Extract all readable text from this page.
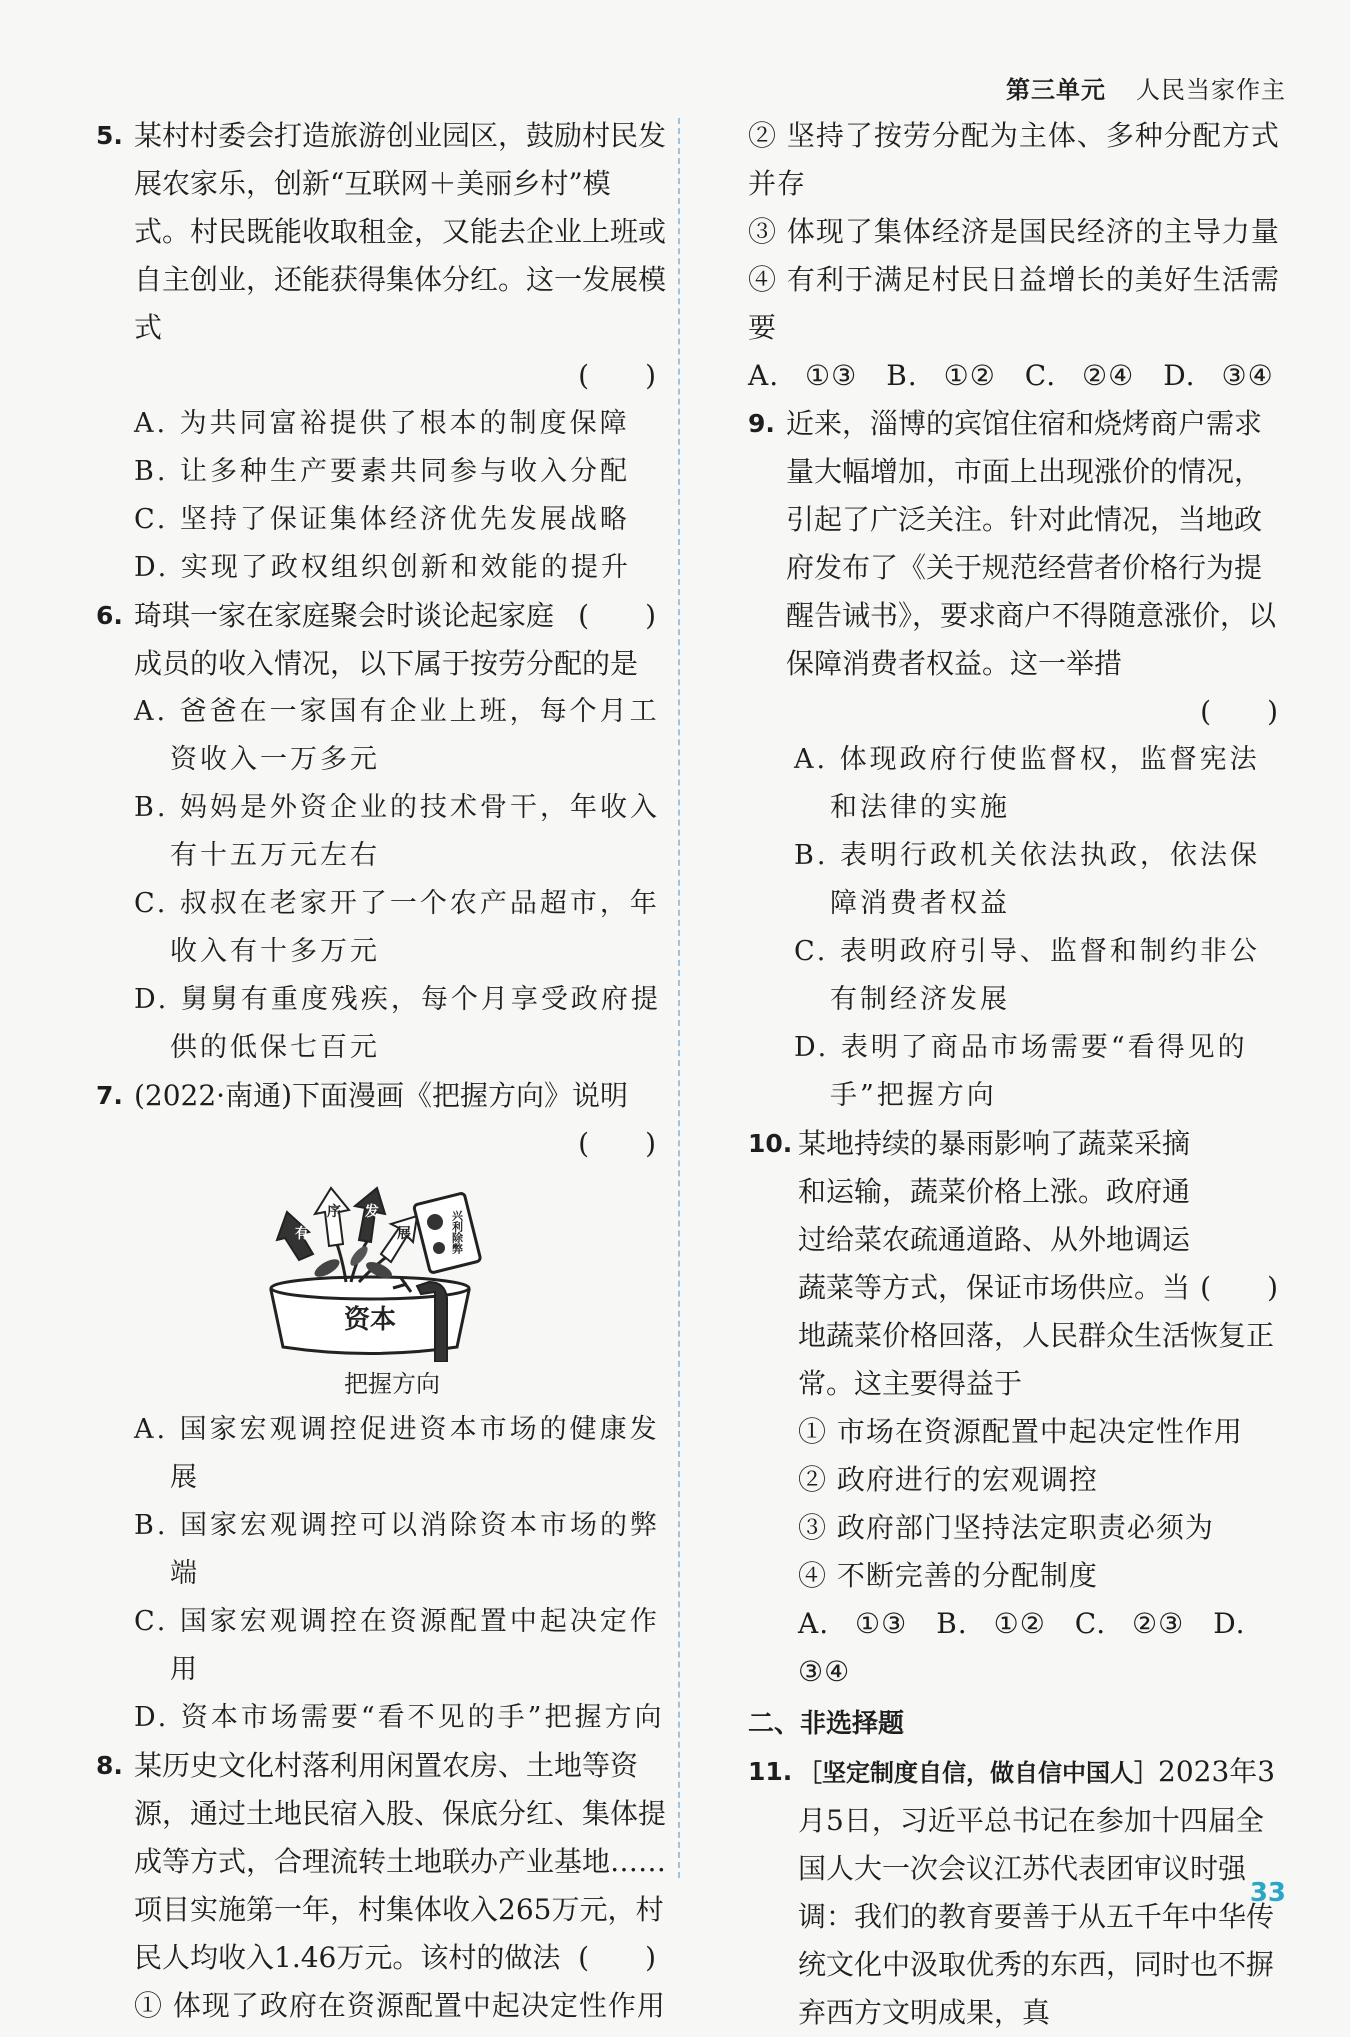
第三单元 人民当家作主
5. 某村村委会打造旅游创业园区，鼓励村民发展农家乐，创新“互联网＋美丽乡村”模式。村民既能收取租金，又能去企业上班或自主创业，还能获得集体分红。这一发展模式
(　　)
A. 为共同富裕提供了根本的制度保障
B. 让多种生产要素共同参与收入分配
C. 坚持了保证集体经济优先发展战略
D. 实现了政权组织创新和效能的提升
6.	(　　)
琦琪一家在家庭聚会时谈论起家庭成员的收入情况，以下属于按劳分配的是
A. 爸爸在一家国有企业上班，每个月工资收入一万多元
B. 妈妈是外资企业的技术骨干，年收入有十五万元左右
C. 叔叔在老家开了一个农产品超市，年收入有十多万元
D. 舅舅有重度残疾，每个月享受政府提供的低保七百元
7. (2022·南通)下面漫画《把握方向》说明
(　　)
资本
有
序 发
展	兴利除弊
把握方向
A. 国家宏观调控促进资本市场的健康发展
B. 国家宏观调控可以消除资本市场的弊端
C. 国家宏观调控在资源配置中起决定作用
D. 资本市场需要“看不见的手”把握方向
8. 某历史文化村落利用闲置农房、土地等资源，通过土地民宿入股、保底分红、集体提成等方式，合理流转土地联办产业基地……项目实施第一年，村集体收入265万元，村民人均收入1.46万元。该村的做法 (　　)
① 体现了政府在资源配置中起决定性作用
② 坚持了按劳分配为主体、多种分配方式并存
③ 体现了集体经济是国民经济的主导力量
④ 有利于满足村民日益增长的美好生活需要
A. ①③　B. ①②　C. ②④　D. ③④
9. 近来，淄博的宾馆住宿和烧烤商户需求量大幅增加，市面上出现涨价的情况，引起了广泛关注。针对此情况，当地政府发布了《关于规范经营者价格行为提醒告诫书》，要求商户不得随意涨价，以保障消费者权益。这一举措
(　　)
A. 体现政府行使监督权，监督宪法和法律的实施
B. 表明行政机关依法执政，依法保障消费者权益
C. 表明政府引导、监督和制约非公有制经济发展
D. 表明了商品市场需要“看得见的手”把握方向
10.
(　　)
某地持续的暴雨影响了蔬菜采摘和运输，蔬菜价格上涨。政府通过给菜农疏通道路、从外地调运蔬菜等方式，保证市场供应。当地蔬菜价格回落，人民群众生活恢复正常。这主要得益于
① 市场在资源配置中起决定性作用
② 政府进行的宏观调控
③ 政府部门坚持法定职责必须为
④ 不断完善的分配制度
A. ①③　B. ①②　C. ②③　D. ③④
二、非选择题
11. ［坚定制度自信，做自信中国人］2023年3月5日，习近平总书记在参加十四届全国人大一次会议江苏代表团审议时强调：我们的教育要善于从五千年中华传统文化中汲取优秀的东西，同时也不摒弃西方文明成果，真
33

◆ ◆ ◆ ◆ ◆

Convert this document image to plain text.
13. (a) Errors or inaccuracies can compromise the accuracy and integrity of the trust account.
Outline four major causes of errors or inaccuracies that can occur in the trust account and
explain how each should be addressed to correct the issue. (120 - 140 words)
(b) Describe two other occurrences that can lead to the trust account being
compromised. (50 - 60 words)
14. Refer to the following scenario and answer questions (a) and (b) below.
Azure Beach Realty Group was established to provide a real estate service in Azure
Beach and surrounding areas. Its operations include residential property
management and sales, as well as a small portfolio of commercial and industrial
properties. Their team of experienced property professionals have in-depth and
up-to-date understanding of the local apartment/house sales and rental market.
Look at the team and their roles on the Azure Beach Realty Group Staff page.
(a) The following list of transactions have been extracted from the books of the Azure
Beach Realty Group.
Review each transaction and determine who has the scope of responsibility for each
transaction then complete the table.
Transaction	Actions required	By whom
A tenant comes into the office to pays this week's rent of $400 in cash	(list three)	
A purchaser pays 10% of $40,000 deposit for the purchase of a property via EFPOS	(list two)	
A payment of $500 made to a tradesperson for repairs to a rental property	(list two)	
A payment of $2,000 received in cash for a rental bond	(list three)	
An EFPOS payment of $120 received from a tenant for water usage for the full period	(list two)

◆ ◆ ◆ ◆ ◆

◆ Directions ◆
Where a line in the material above holds "following", copy that line.

◆ Expected output ◆
14. Refer to the following scenario and answer questions (a) and (b) below.
(a) The following list of transactions have been extracted from the books of the Azure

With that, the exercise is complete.